Tally all lines containing the word "action". Give the number alone.

╭──

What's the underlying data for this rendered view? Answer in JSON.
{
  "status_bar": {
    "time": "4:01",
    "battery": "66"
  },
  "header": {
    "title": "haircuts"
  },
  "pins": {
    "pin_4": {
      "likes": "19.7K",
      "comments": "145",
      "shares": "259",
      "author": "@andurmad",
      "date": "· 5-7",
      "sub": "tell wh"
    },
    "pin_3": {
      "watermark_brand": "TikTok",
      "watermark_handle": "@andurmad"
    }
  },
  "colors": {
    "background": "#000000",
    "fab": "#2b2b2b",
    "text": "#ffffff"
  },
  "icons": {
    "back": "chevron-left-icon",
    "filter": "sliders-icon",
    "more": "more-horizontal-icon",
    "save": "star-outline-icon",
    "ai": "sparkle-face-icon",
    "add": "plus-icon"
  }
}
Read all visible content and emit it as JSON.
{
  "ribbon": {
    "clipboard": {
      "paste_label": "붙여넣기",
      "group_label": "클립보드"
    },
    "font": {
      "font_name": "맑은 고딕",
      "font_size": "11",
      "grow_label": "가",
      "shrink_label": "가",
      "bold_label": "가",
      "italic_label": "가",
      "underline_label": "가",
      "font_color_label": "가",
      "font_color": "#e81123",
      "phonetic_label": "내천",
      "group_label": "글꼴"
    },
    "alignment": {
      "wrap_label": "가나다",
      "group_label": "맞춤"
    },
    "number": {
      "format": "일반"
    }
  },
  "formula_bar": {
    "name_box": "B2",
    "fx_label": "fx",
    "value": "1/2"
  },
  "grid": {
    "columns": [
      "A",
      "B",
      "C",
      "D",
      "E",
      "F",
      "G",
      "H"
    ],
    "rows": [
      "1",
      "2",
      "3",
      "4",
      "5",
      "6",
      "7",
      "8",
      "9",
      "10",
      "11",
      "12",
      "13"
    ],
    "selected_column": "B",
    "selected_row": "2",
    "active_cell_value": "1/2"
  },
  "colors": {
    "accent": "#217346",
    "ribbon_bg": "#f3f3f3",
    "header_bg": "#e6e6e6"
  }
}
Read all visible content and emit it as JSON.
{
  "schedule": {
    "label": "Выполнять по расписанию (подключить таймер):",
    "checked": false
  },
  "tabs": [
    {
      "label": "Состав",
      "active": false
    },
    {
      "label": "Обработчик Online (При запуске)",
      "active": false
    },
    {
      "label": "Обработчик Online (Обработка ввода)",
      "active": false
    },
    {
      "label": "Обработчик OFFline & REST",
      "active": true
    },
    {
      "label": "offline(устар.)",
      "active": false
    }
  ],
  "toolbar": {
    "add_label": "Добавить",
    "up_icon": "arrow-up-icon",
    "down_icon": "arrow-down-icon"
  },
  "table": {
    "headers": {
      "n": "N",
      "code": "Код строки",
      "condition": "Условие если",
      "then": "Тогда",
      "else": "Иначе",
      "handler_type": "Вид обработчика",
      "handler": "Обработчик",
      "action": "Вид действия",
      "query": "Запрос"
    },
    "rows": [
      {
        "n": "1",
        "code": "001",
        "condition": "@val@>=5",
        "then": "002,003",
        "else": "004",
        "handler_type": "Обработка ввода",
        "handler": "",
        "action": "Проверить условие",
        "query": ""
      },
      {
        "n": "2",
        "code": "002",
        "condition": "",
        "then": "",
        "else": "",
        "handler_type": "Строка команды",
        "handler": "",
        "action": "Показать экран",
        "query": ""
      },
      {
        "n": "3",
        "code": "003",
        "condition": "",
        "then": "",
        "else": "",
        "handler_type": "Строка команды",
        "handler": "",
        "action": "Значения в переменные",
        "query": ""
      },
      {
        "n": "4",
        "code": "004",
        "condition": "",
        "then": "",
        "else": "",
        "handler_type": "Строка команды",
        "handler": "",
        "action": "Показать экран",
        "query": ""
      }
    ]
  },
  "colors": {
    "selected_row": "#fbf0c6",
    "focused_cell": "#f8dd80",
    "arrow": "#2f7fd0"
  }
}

╰──

**Answer in full**
5